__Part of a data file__
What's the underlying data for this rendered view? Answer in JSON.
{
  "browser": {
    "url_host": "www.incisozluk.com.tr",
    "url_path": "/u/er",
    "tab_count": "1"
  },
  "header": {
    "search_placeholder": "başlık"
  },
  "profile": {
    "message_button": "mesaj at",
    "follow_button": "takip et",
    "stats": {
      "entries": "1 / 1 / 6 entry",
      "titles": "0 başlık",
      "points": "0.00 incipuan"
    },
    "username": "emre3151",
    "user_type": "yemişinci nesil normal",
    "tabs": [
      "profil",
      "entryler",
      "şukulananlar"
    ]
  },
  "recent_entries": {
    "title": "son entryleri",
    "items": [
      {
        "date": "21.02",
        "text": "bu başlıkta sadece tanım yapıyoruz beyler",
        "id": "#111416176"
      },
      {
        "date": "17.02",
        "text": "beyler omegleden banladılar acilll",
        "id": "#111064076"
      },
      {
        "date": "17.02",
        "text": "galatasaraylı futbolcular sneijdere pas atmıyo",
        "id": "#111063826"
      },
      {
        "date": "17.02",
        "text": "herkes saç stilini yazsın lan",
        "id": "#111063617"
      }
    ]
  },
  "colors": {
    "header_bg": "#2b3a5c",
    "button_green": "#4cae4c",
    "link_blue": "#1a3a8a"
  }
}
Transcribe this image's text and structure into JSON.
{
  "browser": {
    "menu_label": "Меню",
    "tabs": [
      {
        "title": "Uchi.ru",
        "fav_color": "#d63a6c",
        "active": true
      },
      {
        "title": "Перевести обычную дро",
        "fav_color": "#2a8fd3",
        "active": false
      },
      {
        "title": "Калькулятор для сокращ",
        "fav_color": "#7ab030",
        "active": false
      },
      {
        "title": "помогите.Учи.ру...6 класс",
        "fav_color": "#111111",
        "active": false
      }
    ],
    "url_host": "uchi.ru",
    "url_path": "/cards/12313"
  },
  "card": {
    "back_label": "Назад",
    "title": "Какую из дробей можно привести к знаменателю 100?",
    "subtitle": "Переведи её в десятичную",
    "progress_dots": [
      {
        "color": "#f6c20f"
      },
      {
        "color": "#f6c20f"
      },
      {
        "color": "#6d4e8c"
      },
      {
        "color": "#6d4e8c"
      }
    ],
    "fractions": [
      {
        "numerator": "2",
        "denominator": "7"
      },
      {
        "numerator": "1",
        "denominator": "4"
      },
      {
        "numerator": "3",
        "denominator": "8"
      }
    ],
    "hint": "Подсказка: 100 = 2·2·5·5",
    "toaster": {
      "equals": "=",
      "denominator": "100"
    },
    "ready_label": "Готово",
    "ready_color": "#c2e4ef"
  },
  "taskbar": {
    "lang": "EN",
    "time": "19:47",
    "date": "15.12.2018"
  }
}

__Exercise goal__
Reproduce all data above, unchanged.

__Output for this exercise__
What's the underlying data for this rendered view? Answer in JSON.
{
  "browser": {
    "url_host": "www.incisozluk.com.tr",
    "url_path": "/u/er",
    "tab_count": "1"
  },
  "header": {
    "search_placeholder": "başlık"
  },
  "profile": {
    "message_button": "mesaj at",
    "follow_button": "takip et",
    "stats": {
      "entries": "1 / 1 / 6 entry",
      "titles": "0 başlık",
      "points": "0.00 incipuan"
    },
    "username": "emre3151",
    "user_type": "yemişinci nesil normal",
    "tabs": [
      "profil",
      "entryler",
      "şukulananlar"
    ]
  },
  "recent_entries": {
    "title": "son entryleri",
    "items": [
      {
        "date": "21.02",
        "text": "bu başlıkta sadece tanım yapıyoruz beyler",
        "id": "#111416176"
      },
      {
        "date": "17.02",
        "text": "beyler omegleden banladılar acilll",
        "id": "#111064076"
      },
      {
        "date": "17.02",
        "text": "galatasaraylı futbolcular sneijdere pas atmıyo",
        "id": "#111063826"
      },
      {
        "date": "17.02",
        "text": "herkes saç stilini yazsın lan",
        "id": "#111063617"
      }
    ]
  },
  "colors": {
    "header_bg": "#2b3a5c",
    "button_green": "#4cae4c",
    "link_blue": "#1a3a8a"
  }
}
Transcribe this image's text and structure into JSON.
{
  "browser": {
    "menu_label": "Меню",
    "tabs": [
      {
        "title": "Uchi.ru",
        "fav_color": "#d63a6c",
        "active": true
      },
      {
        "title": "Перевести обычную дро",
        "fav_color": "#2a8fd3",
        "active": false
      },
      {
        "title": "Калькулятор для сокращ",
        "fav_color": "#7ab030",
        "active": false
      },
      {
        "title": "помогите.Учи.ру...6 класс",
        "fav_color": "#111111",
        "active": false
      }
    ],
    "url_host": "uchi.ru",
    "url_path": "/cards/12313"
  },
  "card": {
    "back_label": "Назад",
    "title": "Какую из дробей можно привести к знаменателю 100?",
    "subtitle": "Переведи её в десятичную",
    "progress_dots": [
      {
        "color": "#f6c20f"
      },
      {
        "color": "#f6c20f"
      },
      {
        "color": "#6d4e8c"
      },
      {
        "color": "#6d4e8c"
      }
    ],
    "fractions": [
      {
        "numerator": "2",
        "denominator": "7"
      },
      {
        "numerator": "1",
        "denominator": "4"
      },
      {
        "numerator": "3",
        "denominator": "8"
      }
    ],
    "hint": "Подсказка: 100 = 2·2·5·5",
    "toaster": {
      "equals": "=",
      "denominator": "100"
    },
    "ready_label": "Готово",
    "ready_color": "#c2e4ef"
  },
  "taskbar": {
    "lang": "EN",
    "time": "19:47",
    "date": "15.12.2018"
  }
}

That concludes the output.